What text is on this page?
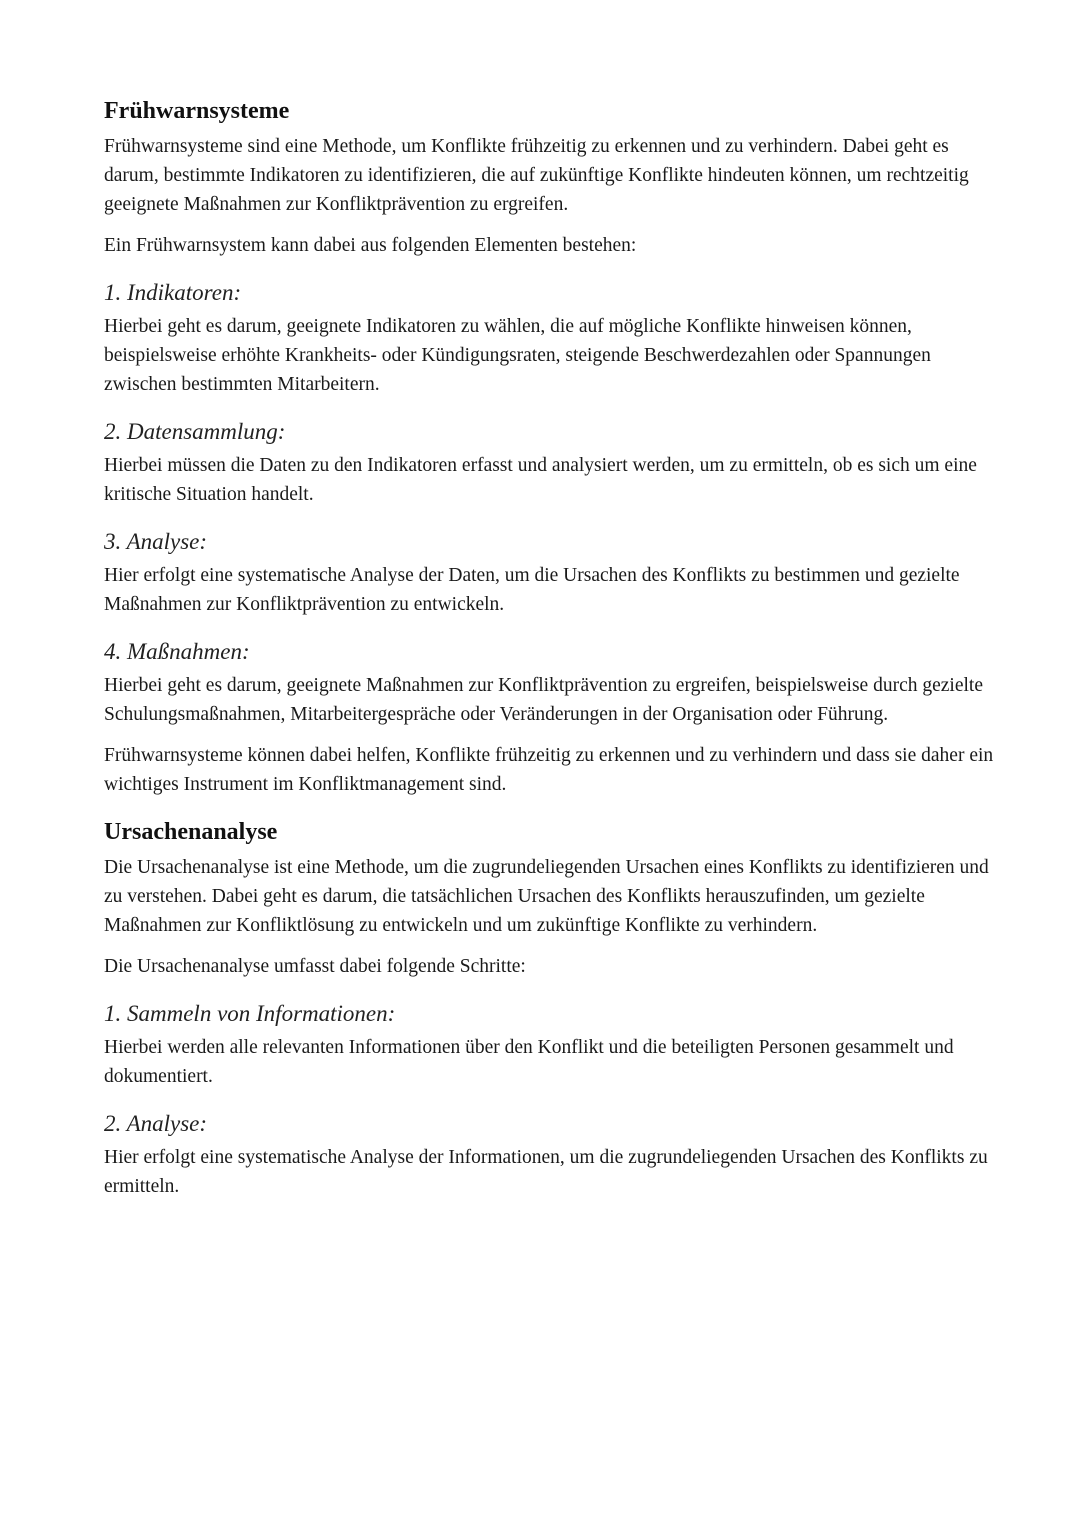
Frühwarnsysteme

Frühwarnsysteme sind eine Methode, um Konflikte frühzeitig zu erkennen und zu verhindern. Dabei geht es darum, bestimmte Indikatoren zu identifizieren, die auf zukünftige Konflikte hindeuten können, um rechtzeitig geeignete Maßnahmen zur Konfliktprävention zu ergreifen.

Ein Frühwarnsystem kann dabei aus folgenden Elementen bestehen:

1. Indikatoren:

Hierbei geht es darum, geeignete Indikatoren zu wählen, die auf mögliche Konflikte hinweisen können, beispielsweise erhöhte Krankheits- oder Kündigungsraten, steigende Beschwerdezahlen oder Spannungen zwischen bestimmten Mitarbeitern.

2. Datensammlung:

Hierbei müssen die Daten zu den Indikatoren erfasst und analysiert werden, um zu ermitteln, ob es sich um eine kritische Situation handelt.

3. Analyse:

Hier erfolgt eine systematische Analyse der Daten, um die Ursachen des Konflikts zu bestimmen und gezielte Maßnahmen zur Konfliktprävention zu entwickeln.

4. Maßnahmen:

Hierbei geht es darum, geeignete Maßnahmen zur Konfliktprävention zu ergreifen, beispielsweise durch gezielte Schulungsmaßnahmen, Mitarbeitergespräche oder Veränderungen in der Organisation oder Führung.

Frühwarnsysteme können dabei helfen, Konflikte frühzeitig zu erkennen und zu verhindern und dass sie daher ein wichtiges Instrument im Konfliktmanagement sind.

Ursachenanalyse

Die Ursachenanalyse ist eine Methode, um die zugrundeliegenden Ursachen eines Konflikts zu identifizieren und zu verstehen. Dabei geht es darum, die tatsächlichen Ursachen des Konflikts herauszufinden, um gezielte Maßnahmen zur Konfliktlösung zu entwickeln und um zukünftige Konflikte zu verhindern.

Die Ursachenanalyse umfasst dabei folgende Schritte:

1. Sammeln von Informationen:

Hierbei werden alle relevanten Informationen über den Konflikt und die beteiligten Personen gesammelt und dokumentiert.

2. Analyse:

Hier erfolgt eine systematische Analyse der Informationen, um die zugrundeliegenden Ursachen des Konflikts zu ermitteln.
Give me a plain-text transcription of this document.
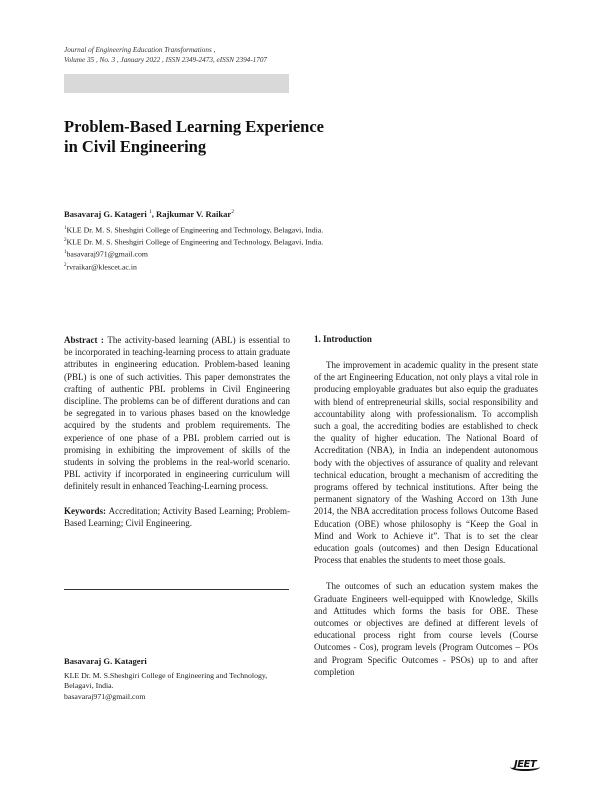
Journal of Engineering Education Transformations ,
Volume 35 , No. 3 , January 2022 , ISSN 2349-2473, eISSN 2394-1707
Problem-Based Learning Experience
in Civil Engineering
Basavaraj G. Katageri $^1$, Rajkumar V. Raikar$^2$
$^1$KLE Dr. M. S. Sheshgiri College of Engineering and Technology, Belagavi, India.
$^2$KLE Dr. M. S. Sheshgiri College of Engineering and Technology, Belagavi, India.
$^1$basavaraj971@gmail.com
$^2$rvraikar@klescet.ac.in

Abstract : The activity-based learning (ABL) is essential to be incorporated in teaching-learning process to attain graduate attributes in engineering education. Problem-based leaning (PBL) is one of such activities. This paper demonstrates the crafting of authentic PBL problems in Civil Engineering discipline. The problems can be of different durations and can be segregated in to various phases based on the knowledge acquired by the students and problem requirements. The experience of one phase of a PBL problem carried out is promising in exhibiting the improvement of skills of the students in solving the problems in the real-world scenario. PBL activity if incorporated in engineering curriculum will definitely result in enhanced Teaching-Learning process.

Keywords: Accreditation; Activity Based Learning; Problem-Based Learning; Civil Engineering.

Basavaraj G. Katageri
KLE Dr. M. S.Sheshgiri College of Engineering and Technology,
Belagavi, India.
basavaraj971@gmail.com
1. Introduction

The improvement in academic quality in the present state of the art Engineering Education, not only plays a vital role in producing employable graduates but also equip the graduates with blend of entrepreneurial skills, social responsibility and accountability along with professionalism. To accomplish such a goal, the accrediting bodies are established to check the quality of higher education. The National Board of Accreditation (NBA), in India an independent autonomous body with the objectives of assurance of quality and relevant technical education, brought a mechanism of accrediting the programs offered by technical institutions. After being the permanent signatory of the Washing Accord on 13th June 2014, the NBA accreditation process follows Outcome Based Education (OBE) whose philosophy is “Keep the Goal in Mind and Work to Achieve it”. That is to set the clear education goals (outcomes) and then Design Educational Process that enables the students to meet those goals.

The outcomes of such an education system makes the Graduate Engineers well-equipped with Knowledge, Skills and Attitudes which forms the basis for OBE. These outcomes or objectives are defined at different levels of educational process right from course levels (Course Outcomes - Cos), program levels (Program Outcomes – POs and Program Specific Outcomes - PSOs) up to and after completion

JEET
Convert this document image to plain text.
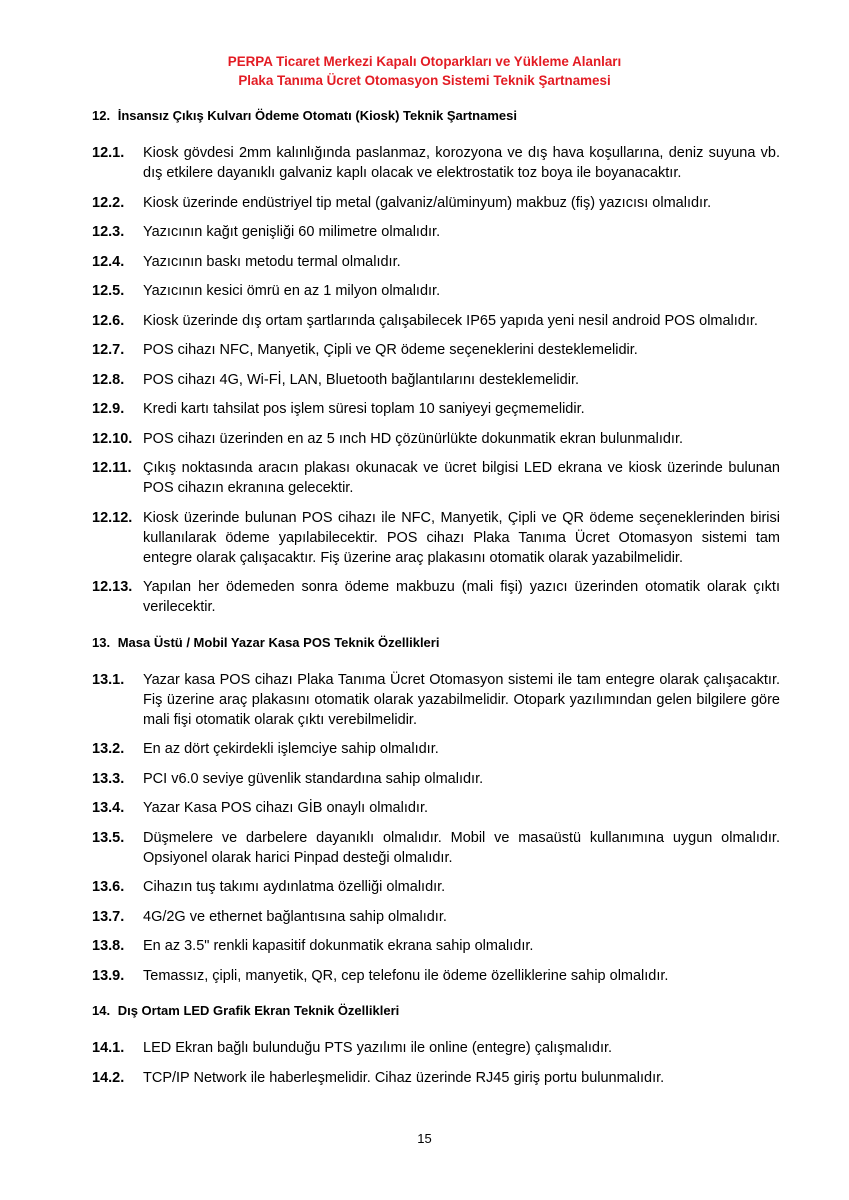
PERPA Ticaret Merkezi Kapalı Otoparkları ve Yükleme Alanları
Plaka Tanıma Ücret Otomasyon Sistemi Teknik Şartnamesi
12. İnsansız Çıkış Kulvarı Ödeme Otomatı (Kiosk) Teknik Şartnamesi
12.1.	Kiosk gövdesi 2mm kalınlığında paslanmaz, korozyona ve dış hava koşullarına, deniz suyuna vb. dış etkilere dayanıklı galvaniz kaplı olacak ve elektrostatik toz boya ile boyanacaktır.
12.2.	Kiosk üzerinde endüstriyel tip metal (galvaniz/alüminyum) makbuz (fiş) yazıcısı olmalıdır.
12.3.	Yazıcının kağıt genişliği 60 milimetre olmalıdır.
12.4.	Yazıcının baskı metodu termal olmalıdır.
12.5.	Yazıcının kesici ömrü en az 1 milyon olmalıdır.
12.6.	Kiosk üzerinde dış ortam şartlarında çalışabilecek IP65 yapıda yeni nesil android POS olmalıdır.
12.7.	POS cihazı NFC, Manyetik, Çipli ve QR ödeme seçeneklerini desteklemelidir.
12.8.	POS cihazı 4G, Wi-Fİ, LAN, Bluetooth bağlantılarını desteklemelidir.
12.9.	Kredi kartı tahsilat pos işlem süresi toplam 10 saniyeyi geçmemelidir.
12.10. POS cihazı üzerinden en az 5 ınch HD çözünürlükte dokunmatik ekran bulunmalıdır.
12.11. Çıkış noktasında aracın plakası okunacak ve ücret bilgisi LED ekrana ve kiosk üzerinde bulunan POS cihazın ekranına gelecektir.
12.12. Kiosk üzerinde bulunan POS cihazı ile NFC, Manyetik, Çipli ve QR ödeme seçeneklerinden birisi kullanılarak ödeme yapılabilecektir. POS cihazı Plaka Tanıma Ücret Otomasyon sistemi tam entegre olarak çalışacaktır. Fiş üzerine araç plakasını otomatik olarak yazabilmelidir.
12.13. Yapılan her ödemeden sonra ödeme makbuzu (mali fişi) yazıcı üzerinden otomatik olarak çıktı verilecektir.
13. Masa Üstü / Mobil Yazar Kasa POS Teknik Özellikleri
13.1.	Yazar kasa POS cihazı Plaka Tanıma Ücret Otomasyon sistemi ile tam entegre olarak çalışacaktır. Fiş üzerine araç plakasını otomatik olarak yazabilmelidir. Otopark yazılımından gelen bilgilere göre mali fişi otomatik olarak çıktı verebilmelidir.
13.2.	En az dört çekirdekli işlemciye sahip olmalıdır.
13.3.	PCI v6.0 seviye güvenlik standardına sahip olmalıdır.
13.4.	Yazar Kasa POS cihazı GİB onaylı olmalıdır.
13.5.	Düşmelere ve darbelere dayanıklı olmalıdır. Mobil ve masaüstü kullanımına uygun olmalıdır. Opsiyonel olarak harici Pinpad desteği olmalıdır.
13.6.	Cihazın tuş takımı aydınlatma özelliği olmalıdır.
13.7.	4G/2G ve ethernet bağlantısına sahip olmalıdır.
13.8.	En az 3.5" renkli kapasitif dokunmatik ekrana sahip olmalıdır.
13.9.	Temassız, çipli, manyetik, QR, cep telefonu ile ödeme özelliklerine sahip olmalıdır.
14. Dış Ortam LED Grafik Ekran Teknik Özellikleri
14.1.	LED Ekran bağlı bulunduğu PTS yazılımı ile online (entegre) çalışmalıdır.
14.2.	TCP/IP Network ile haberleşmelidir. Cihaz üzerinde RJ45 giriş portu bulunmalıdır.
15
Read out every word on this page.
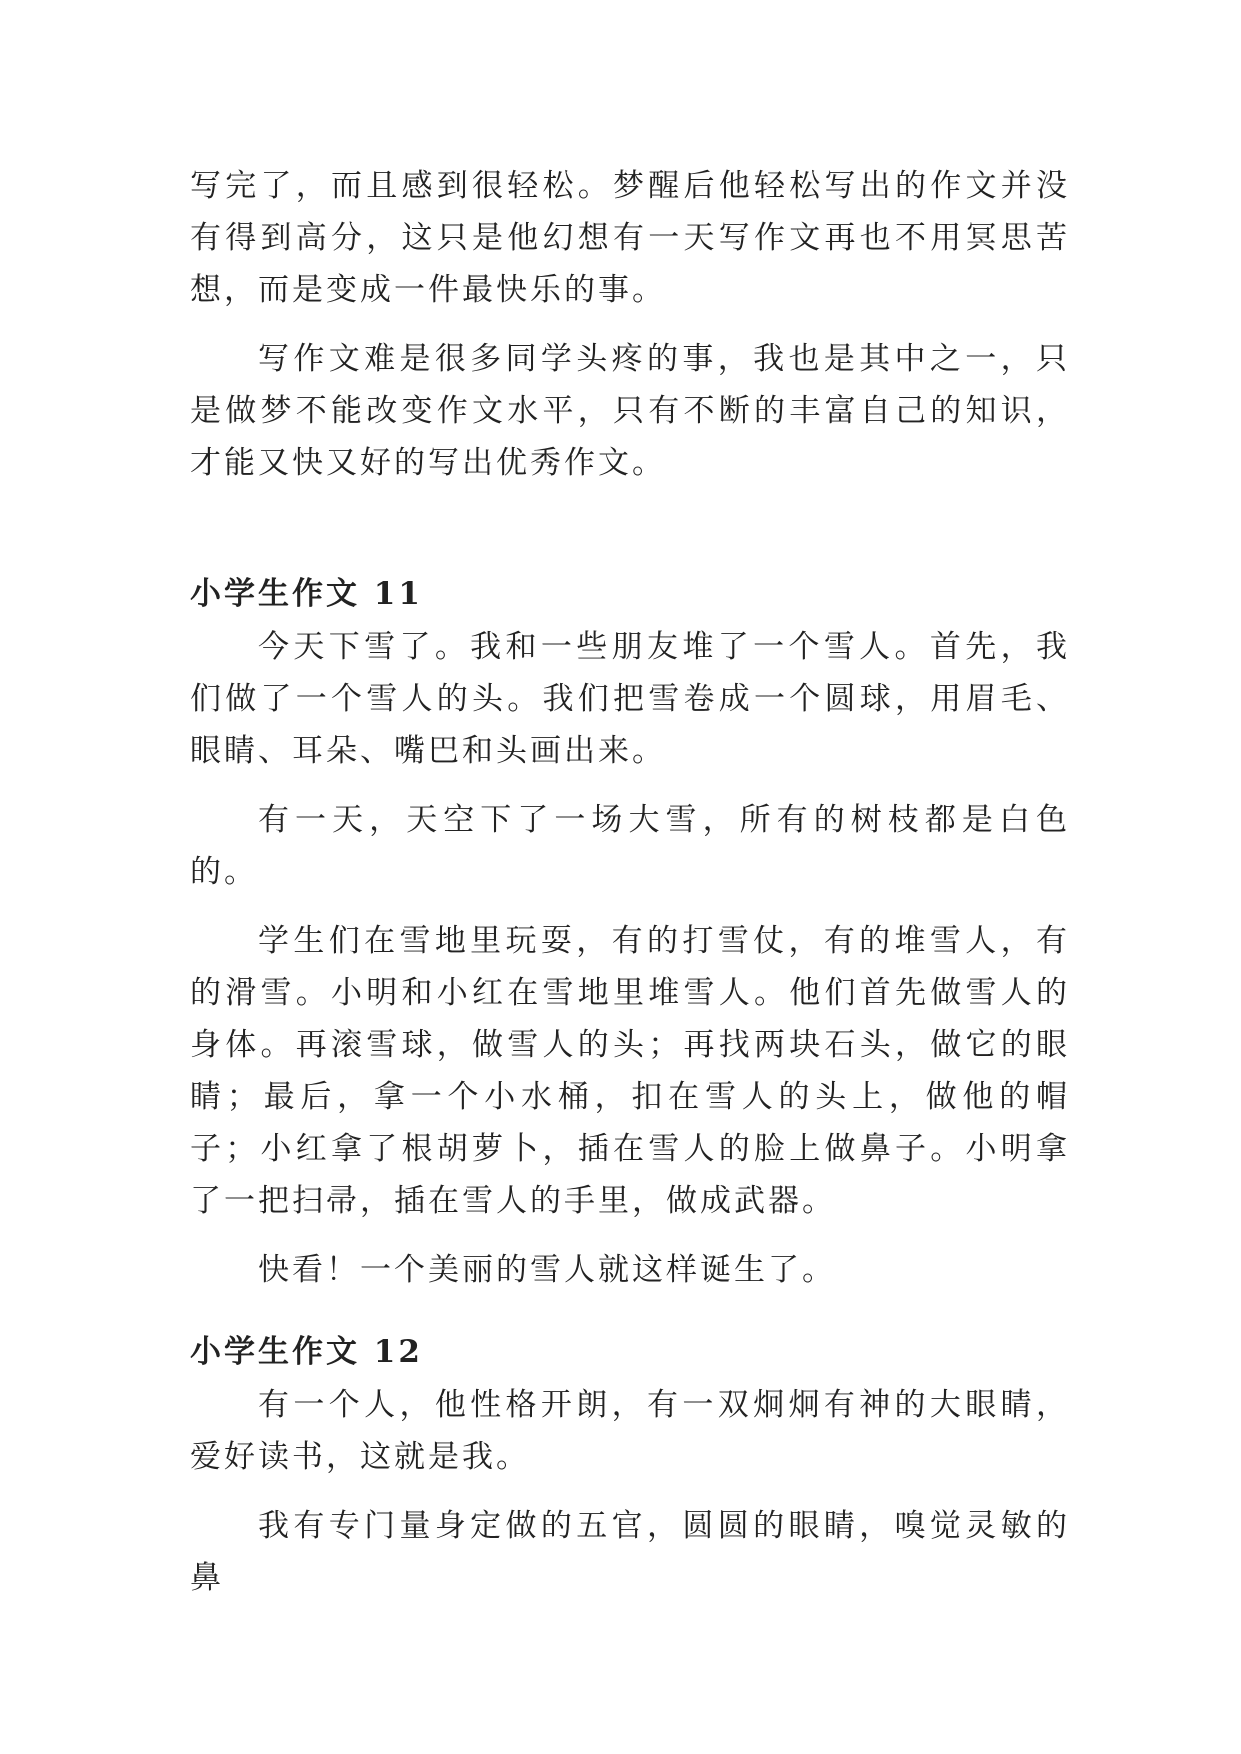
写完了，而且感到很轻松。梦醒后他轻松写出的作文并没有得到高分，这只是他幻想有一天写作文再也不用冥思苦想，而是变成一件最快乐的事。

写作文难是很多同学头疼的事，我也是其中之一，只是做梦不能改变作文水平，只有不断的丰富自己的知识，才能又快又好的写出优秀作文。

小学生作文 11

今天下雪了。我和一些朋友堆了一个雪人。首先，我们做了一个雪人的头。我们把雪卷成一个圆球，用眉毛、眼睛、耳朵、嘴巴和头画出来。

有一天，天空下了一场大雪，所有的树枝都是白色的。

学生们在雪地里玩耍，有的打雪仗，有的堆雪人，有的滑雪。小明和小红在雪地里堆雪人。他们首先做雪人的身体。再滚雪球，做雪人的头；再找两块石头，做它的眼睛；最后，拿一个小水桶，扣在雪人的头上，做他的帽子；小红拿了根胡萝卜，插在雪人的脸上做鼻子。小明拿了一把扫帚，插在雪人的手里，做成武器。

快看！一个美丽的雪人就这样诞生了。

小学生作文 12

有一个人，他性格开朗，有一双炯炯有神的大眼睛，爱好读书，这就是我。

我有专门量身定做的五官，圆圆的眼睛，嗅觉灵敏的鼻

####################

• [Exercise requirements]:
Your task is to collect every line above that contains the word "oder".

• [Problem solution]:
Hierbei geht es darum, geeignete Indikatoren zu wählen, die auf mögliche Konflikte hinweisen können, beispielsweise erhöhte Krankheits- oder Kündigungsraten, steigende Beschwerdezahlen oder Spannungen zwischen bestimmten Mitarbeitern.
Hierbei geht es darum, geeignete Maßnahmen zur Konfliktprävention zu ergreifen, beispielsweise durch gezielte Schulungsmaßnahmen, Mitarbeitergespräche oder Veränderungen in der Organisation oder Führung.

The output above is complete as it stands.